=== Supplied data ===

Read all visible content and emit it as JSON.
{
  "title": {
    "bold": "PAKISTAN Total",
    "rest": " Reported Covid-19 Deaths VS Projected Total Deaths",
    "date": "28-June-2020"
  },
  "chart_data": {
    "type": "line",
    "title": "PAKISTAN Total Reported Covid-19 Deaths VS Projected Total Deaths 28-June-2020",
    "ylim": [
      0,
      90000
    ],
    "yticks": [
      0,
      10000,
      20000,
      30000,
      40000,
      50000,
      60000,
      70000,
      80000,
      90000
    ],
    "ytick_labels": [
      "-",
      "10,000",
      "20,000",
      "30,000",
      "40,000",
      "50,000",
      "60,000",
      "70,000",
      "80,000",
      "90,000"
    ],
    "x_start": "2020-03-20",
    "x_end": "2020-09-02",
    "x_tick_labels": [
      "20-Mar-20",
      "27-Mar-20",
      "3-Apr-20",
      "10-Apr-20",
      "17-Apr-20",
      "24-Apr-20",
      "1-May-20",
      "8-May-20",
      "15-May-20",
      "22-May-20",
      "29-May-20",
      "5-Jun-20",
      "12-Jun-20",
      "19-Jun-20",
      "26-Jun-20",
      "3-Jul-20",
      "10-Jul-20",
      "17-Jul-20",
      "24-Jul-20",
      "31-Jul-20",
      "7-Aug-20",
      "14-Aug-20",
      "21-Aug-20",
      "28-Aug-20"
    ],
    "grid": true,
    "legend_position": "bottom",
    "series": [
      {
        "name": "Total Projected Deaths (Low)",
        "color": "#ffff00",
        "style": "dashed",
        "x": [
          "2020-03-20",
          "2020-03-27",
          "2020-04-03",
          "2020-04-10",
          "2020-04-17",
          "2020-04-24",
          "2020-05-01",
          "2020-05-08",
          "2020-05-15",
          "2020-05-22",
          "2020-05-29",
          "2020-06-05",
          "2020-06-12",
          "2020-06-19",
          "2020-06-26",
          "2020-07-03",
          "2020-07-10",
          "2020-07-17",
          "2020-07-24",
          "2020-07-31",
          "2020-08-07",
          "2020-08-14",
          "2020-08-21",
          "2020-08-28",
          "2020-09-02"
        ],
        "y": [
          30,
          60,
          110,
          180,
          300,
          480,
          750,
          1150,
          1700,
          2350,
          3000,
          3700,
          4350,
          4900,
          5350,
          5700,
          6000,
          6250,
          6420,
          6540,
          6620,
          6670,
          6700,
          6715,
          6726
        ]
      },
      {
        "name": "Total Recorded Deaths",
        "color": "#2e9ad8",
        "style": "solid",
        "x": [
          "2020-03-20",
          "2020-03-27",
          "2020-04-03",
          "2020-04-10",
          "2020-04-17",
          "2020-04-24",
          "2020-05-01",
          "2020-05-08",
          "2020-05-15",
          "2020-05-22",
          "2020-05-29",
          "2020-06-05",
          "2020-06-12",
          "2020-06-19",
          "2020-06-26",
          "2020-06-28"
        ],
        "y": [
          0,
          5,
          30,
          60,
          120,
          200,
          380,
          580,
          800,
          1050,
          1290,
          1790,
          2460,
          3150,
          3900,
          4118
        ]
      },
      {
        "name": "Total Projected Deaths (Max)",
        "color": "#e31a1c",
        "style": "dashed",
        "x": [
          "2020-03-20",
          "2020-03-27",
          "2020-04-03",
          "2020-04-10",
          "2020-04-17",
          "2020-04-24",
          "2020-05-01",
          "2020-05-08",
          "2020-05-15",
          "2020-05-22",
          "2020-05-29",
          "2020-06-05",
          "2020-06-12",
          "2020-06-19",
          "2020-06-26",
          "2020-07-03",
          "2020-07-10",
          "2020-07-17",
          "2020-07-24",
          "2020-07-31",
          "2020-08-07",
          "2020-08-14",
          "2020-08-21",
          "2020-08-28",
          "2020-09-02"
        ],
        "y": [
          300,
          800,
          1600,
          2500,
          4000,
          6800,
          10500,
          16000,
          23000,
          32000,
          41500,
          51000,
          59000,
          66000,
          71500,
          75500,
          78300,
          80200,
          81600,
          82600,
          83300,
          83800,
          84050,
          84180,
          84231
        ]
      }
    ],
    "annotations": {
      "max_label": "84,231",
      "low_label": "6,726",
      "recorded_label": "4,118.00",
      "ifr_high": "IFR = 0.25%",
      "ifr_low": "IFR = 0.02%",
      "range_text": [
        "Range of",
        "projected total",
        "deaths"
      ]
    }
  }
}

===

## Instructions to follow
Copy the data above exactly. Every line must be included.

## Solution to this task
Read all visible content and emit it as JSON.
{
  "title": {
    "bold": "PAKISTAN Total",
    "rest": " Reported Covid-19 Deaths VS Projected Total Deaths",
    "date": "28-June-2020"
  },
  "chart_data": {
    "type": "line",
    "title": "PAKISTAN Total Reported Covid-19 Deaths VS Projected Total Deaths 28-June-2020",
    "ylim": [
      0,
      90000
    ],
    "yticks": [
      0,
      10000,
      20000,
      30000,
      40000,
      50000,
      60000,
      70000,
      80000,
      90000
    ],
    "ytick_labels": [
      "-",
      "10,000",
      "20,000",
      "30,000",
      "40,000",
      "50,000",
      "60,000",
      "70,000",
      "80,000",
      "90,000"
    ],
    "x_start": "2020-03-20",
    "x_end": "2020-09-02",
    "x_tick_labels": [
      "20-Mar-20",
      "27-Mar-20",
      "3-Apr-20",
      "10-Apr-20",
      "17-Apr-20",
      "24-Apr-20",
      "1-May-20",
      "8-May-20",
      "15-May-20",
      "22-May-20",
      "29-May-20",
      "5-Jun-20",
      "12-Jun-20",
      "19-Jun-20",
      "26-Jun-20",
      "3-Jul-20",
      "10-Jul-20",
      "17-Jul-20",
      "24-Jul-20",
      "31-Jul-20",
      "7-Aug-20",
      "14-Aug-20",
      "21-Aug-20",
      "28-Aug-20"
    ],
    "grid": true,
    "legend_position": "bottom",
    "series": [
      {
        "name": "Total Projected Deaths (Low)",
        "color": "#ffff00",
        "style": "dashed",
        "x": [
          "2020-03-20",
          "2020-03-27",
          "2020-04-03",
          "2020-04-10",
          "2020-04-17",
          "2020-04-24",
          "2020-05-01",
          "2020-05-08",
          "2020-05-15",
          "2020-05-22",
          "2020-05-29",
          "2020-06-05",
          "2020-06-12",
          "2020-06-19",
          "2020-06-26",
          "2020-07-03",
          "2020-07-10",
          "2020-07-17",
          "2020-07-24",
          "2020-07-31",
          "2020-08-07",
          "2020-08-14",
          "2020-08-21",
          "2020-08-28",
          "2020-09-02"
        ],
        "y": [
          30,
          60,
          110,
          180,
          300,
          480,
          750,
          1150,
          1700,
          2350,
          3000,
          3700,
          4350,
          4900,
          5350,
          5700,
          6000,
          6250,
          6420,
          6540,
          6620,
          6670,
          6700,
          6715,
          6726
        ]
      },
      {
        "name": "Total Recorded Deaths",
        "color": "#2e9ad8",
        "style": "solid",
        "x": [
          "2020-03-20",
          "2020-03-27",
          "2020-04-03",
          "2020-04-10",
          "2020-04-17",
          "2020-04-24",
          "2020-05-01",
          "2020-05-08",
          "2020-05-15",
          "2020-05-22",
          "2020-05-29",
          "2020-06-05",
          "2020-06-12",
          "2020-06-19",
          "2020-06-26",
          "2020-06-28"
        ],
        "y": [
          0,
          5,
          30,
          60,
          120,
          200,
          380,
          580,
          800,
          1050,
          1290,
          1790,
          2460,
          3150,
          3900,
          4118
        ]
      },
      {
        "name": "Total Projected Deaths (Max)",
        "color": "#e31a1c",
        "style": "dashed",
        "x": [
          "2020-03-20",
          "2020-03-27",
          "2020-04-03",
          "2020-04-10",
          "2020-04-17",
          "2020-04-24",
          "2020-05-01",
          "2020-05-08",
          "2020-05-15",
          "2020-05-22",
          "2020-05-29",
          "2020-06-05",
          "2020-06-12",
          "2020-06-19",
          "2020-06-26",
          "2020-07-03",
          "2020-07-10",
          "2020-07-17",
          "2020-07-24",
          "2020-07-31",
          "2020-08-07",
          "2020-08-14",
          "2020-08-21",
          "2020-08-28",
          "2020-09-02"
        ],
        "y": [
          300,
          800,
          1600,
          2500,
          4000,
          6800,
          10500,
          16000,
          23000,
          32000,
          41500,
          51000,
          59000,
          66000,
          71500,
          75500,
          78300,
          80200,
          81600,
          82600,
          83300,
          83800,
          84050,
          84180,
          84231
        ]
      }
    ],
    "annotations": {
      "max_label": "84,231",
      "low_label": "6,726",
      "recorded_label": "4,118.00",
      "ifr_high": "IFR = 0.25%",
      "ifr_low": "IFR = 0.02%",
      "range_text": [
        "Range of",
        "projected total",
        "deaths"
      ]
    }
  }
}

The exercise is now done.